━━━━━ Input rows ━━━━━

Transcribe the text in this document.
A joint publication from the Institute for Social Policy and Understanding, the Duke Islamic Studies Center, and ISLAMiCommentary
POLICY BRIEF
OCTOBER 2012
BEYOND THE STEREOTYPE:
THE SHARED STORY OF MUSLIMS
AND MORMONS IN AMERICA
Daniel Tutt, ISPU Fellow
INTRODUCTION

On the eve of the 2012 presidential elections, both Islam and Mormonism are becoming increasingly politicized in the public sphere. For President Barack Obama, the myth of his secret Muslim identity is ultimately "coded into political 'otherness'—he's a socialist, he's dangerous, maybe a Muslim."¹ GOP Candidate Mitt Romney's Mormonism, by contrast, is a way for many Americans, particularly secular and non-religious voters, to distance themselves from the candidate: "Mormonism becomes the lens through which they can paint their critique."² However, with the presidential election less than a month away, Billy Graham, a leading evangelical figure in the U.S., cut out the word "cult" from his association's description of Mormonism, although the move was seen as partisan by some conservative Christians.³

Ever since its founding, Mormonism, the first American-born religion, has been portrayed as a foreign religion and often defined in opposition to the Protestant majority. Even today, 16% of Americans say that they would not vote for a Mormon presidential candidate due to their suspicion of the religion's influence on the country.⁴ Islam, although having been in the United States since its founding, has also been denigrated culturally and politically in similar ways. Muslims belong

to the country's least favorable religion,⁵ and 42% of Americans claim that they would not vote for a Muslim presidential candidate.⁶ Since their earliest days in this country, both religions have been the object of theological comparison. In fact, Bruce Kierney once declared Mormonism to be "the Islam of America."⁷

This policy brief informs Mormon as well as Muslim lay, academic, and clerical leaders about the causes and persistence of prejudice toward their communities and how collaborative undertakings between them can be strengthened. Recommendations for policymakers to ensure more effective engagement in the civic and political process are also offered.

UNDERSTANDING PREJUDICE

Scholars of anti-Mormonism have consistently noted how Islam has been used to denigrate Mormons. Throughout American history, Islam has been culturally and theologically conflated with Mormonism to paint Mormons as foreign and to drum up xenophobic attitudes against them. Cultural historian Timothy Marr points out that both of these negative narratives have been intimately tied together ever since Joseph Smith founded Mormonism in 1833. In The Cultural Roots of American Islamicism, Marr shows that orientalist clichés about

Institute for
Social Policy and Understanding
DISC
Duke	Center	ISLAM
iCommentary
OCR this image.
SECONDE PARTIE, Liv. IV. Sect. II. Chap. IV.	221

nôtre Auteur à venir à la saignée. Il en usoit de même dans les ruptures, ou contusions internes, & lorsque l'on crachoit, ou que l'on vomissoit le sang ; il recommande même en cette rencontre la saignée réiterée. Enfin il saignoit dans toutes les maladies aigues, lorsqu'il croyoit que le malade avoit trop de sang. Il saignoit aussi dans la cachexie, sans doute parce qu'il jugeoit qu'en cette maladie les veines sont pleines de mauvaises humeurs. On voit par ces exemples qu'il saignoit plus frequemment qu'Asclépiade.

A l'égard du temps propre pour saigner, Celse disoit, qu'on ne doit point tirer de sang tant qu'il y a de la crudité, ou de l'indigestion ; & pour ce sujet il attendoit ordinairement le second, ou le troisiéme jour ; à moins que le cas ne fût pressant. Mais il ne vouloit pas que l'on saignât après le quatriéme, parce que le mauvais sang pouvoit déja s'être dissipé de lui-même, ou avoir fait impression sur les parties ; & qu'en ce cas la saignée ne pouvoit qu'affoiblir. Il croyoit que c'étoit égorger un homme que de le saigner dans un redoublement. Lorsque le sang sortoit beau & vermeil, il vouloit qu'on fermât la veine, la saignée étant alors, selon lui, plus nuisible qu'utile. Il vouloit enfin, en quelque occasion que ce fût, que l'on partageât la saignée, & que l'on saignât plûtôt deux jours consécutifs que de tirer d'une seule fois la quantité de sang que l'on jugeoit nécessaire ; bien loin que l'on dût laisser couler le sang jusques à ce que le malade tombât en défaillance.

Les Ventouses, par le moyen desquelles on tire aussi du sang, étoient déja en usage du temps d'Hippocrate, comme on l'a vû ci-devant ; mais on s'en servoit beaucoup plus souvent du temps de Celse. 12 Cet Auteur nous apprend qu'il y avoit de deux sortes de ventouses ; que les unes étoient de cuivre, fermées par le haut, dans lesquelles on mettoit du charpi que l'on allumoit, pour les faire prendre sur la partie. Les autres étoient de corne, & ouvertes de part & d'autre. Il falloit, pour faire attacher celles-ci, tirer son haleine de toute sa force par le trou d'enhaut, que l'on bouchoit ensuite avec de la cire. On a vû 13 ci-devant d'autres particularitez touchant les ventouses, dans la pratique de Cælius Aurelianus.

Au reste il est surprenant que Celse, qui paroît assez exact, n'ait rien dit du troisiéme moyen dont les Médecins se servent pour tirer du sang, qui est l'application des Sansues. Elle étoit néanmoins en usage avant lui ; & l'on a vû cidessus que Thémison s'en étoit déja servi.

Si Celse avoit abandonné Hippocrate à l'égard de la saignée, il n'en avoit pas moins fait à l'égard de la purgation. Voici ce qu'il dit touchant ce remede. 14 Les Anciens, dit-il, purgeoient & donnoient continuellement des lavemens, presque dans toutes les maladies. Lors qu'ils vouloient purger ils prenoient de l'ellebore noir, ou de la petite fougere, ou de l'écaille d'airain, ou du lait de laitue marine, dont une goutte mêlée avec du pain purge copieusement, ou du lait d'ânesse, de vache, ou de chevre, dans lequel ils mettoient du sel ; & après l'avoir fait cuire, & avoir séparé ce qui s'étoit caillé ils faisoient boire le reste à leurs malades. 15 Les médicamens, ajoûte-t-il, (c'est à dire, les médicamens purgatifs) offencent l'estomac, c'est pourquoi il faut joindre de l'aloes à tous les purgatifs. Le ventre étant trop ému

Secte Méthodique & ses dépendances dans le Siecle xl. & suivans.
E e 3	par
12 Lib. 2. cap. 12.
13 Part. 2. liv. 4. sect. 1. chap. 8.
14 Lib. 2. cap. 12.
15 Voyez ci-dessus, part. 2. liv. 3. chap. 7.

━━━━━

Answer only with how many lines in the records include "Duke".

2